• [PROBLEM DETAILS]:
Omit every picture while you reproduce the entries that follow word for word.
══ INFORMATION SHOWN
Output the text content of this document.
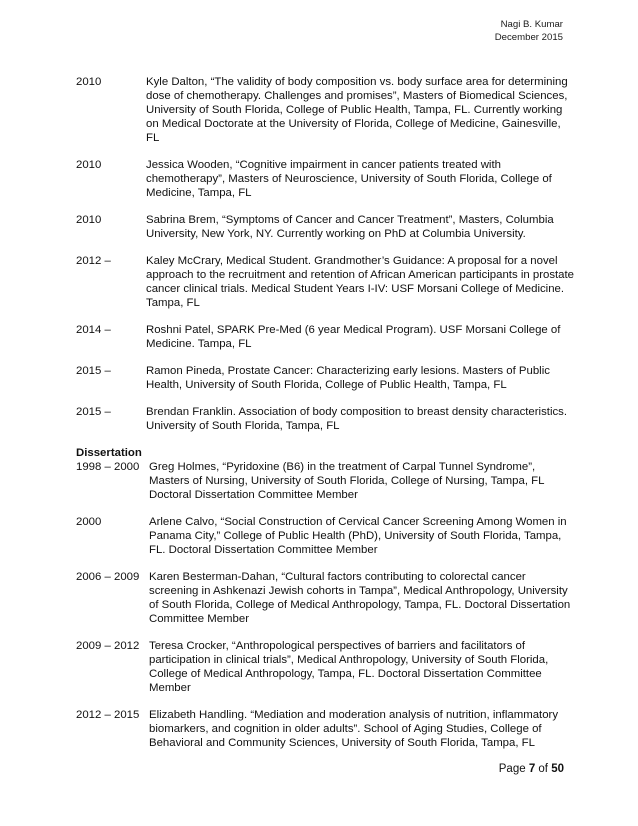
Nagi B. Kumar
December 2015
2010	Kyle Dalton, “The validity of body composition vs. body surface area for determining dose of chemotherapy. Challenges and promises”, Masters of Biomedical Sciences, University of South Florida, College of Public Health, Tampa, FL. Currently working on Medical Doctorate at the University of Florida, College of Medicine, Gainesville, FL
2010	Jessica Wooden, “Cognitive impairment in cancer patients treated with chemotherapy”, Masters of Neuroscience, University of South Florida, College of Medicine, Tampa, FL
2010	Sabrina Brem, “Symptoms of Cancer and Cancer Treatment”, Masters, Columbia University, New York, NY. Currently working on PhD at Columbia University.
2012 –	Kaley McCrary, Medical Student. Grandmother’s Guidance: A proposal for a novel approach to the recruitment and retention of African American participants in prostate cancer clinical trials. Medical Student Years I-IV: USF Morsani College of Medicine. Tampa, FL
2014 –	Roshni Patel, SPARK Pre-Med (6 year Medical Program). USF Morsani College of Medicine. Tampa, FL
2015 –	Ramon Pineda, Prostate Cancer: Characterizing early lesions. Masters of Public Health, University of South Florida, College of Public Health, Tampa, FL
2015 –	Brendan Franklin. Association of body composition to breast density characteristics. University of South Florida, Tampa, FL
Dissertation
1998 – 2000 Greg Holmes, “Pyridoxine (B6) in the treatment of Carpal Tunnel Syndrome”, Masters of Nursing, University of South Florida, College of Nursing, Tampa, FL Doctoral Dissertation Committee Member
2000	Arlene Calvo, “Social Construction of Cervical Cancer Screening Among Women in Panama City,” College of Public Health (PhD), University of South Florida, Tampa, FL. Doctoral Dissertation Committee Member
2006 – 2009 Karen Besterman-Dahan, “Cultural factors contributing to colorectal cancer screening in Ashkenazi Jewish cohorts in Tampa”, Medical Anthropology, University of South Florida, College of Medical Anthropology, Tampa, FL. Doctoral Dissertation Committee Member
2009 – 2012 Teresa Crocker, “Anthropological perspectives of barriers and facilitators of participation in clinical trials”, Medical Anthropology, University of South Florida, College of Medical Anthropology, Tampa, FL. Doctoral Dissertation Committee Member
2012 – 2015 Elizabeth Handling. “Mediation and moderation analysis of nutrition, inflammatory biomarkers, and cognition in older adults”. School of Aging Studies, College of Behavioral and Community Sciences, University of South Florida, Tampa, FL
Page 7 of 50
════
• [EXPECTED ANSWER]:
Output the text content of this document.
Nagi B. Kumar
December 2015
2010	Kyle Dalton, “The validity of body composition vs. body surface area for determining dose of chemotherapy. Challenges and promises”, Masters of Biomedical Sciences, University of South Florida, College of Public Health, Tampa, FL. Currently working on Medical Doctorate at the University of Florida, College of Medicine, Gainesville, FL
2010	Jessica Wooden, “Cognitive impairment in cancer patients treated with chemotherapy”, Masters of Neuroscience, University of South Florida, College of Medicine, Tampa, FL
2010	Sabrina Brem, “Symptoms of Cancer and Cancer Treatment”, Masters, Columbia University, New York, NY. Currently working on PhD at Columbia University.
2012 –	Kaley McCrary, Medical Student. Grandmother’s Guidance: A proposal for a novel approach to the recruitment and retention of African American participants in prostate cancer clinical trials. Medical Student Years I-IV: USF Morsani College of Medicine. Tampa, FL
2014 –	Roshni Patel, SPARK Pre-Med (6 year Medical Program). USF Morsani College of Medicine. Tampa, FL
2015 –	Ramon Pineda, Prostate Cancer: Characterizing early lesions. Masters of Public Health, University of South Florida, College of Public Health, Tampa, FL
2015 –	Brendan Franklin. Association of body composition to breast density characteristics. University of South Florida, Tampa, FL
Dissertation
1998 – 2000 Greg Holmes, “Pyridoxine (B6) in the treatment of Carpal Tunnel Syndrome”, Masters of Nursing, University of South Florida, College of Nursing, Tampa, FL Doctoral Dissertation Committee Member
2000	Arlene Calvo, “Social Construction of Cervical Cancer Screening Among Women in Panama City,” College of Public Health (PhD), University of South Florida, Tampa, FL. Doctoral Dissertation Committee Member
2006 – 2009 Karen Besterman-Dahan, “Cultural factors contributing to colorectal cancer screening in Ashkenazi Jewish cohorts in Tampa”, Medical Anthropology, University of South Florida, College of Medical Anthropology, Tampa, FL. Doctoral Dissertation Committee Member
2009 – 2012 Teresa Crocker, “Anthropological perspectives of barriers and facilitators of participation in clinical trials”, Medical Anthropology, University of South Florida, College of Medical Anthropology, Tampa, FL. Doctoral Dissertation Committee Member
2012 – 2015 Elizabeth Handling. “Mediation and moderation analysis of nutrition, inflammatory biomarkers, and cognition in older adults”. School of Aging Studies, College of Behavioral and Community Sciences, University of South Florida, Tampa, FL
Page 7 of 50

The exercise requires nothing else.